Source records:
--- START ---
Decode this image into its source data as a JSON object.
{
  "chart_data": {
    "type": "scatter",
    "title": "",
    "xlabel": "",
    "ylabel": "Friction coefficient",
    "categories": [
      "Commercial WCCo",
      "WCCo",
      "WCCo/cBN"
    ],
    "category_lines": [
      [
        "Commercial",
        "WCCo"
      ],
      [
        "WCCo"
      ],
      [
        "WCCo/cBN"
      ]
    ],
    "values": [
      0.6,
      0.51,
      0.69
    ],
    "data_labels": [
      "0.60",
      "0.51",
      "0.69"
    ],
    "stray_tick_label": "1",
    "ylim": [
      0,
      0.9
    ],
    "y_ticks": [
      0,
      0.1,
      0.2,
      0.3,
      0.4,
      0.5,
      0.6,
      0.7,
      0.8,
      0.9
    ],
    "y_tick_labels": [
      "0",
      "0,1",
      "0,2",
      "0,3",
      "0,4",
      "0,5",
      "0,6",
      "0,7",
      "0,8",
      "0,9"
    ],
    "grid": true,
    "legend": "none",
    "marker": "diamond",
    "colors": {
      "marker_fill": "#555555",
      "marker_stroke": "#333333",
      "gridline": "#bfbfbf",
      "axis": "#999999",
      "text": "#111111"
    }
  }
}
--- END ---
# Goal of the exercise:
Your task is to repeat every entry exactly.

# Task response:
Decode this image into its source data as a JSON object.
{
  "chart_data": {
    "type": "scatter",
    "title": "",
    "xlabel": "",
    "ylabel": "Friction coefficient",
    "categories": [
      "Commercial WCCo",
      "WCCo",
      "WCCo/cBN"
    ],
    "category_lines": [
      [
        "Commercial",
        "WCCo"
      ],
      [
        "WCCo"
      ],
      [
        "WCCo/cBN"
      ]
    ],
    "values": [
      0.6,
      0.51,
      0.69
    ],
    "data_labels": [
      "0.60",
      "0.51",
      "0.69"
    ],
    "stray_tick_label": "1",
    "ylim": [
      0,
      0.9
    ],
    "y_ticks": [
      0,
      0.1,
      0.2,
      0.3,
      0.4,
      0.5,
      0.6,
      0.7,
      0.8,
      0.9
    ],
    "y_tick_labels": [
      "0",
      "0,1",
      "0,2",
      "0,3",
      "0,4",
      "0,5",
      "0,6",
      "0,7",
      "0,8",
      "0,9"
    ],
    "grid": true,
    "legend": "none",
    "marker": "diamond",
    "colors": {
      "marker_fill": "#555555",
      "marker_stroke": "#333333",
      "gridline": "#bfbfbf",
      "axis": "#999999",
      "text": "#111111"
    }
  }
}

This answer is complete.